Reading passage:
I had to take some time off due to other pressing activities, but am now working to complete the security system software. I've added sample code and schematics to the above material, as well as additional comments.

January 7, 2002

New accomplishments:

Wrote a background thread called dsniff() that does several tasks:
1. Update display with "I am alive" pattern.
2. Read the state of all doors.
3. Compare current state with past state and look for changes.
4. If a door has changed, save state info in history table and output door number to the display for 2.5 seconds, then resume "I am alive" pattern.
Setup dsniff() to perform its duties every 1/10th of a second.
Created a second CGI application to display the door history list (last 25 door changes).
Using the Console to output ASCII messages when a door open/closes.

To launch dsniff() as a thread, I used the following statements in main.c:

pid = create(dsniff, 1024, 20, "DoorSniffer", 0);
kprintf("Starting dsniff() thread [%d]...\n",pid);
resume(pid);

Januray 9, 2002

I've been cleaning up the source code and standardizing the look of the web pages. Click on any of the following to examine a page and its associated code.

Security system home page.
Door History CGI page.
Door Status CGI page.
System Management CGI page (password protected).

Task set:
- A) Translate this sentence from the security system notes into Spanish: "I've been cleaning up the source code and standardizing the look of the web pages."
- B) Write the next part of the security system notes, continuing after their final line in the same log style.

Dataset records:
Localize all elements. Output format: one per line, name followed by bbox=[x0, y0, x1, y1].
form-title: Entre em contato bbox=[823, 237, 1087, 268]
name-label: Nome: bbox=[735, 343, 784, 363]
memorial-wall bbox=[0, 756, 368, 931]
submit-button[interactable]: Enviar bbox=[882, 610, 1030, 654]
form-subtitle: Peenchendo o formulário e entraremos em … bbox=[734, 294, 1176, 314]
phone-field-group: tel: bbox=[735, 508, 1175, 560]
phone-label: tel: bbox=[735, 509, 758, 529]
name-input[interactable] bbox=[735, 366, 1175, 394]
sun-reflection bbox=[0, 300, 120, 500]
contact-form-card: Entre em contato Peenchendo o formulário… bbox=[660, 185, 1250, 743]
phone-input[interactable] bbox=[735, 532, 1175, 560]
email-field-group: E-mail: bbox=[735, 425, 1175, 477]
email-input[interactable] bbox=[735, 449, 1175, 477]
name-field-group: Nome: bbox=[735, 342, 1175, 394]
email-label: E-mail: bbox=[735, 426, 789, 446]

Task answers:
- A) He estado limpiando el código fuente y estandarizando el aspecto de las páginas web.

- B)
The system is now working at my home. Next week I'll take it to my office at the college and install all the hardware in its cabinet, and do the final testing. After I am satisfied that it is working correctly (I always forget if a door switch is a zero for open or a one for open), I'll post the entire set of project files.

January 18, 2002

I added a photo of the security system prefab board to the beginning of this web page. Then I took the system apart and began mounting it on the wall in my laboratory. Holes need to be made in the chassis of the mounting to allow for the console, ZPAK, and UTP cables. Hopefully, this will accomplished next week and the final test/debug can take place. My semester begins on the 22nd and my fourth child is 2 days overdue, so I may not post anything for a week or so.

May 30, 2002

See how one week can easily stretch to four months in the blink of an eye? I am finally able to get back to this project and will be using a student worker to do mechanical mods to the security enclosure. Hopefully, we'll be up and running by the end of June.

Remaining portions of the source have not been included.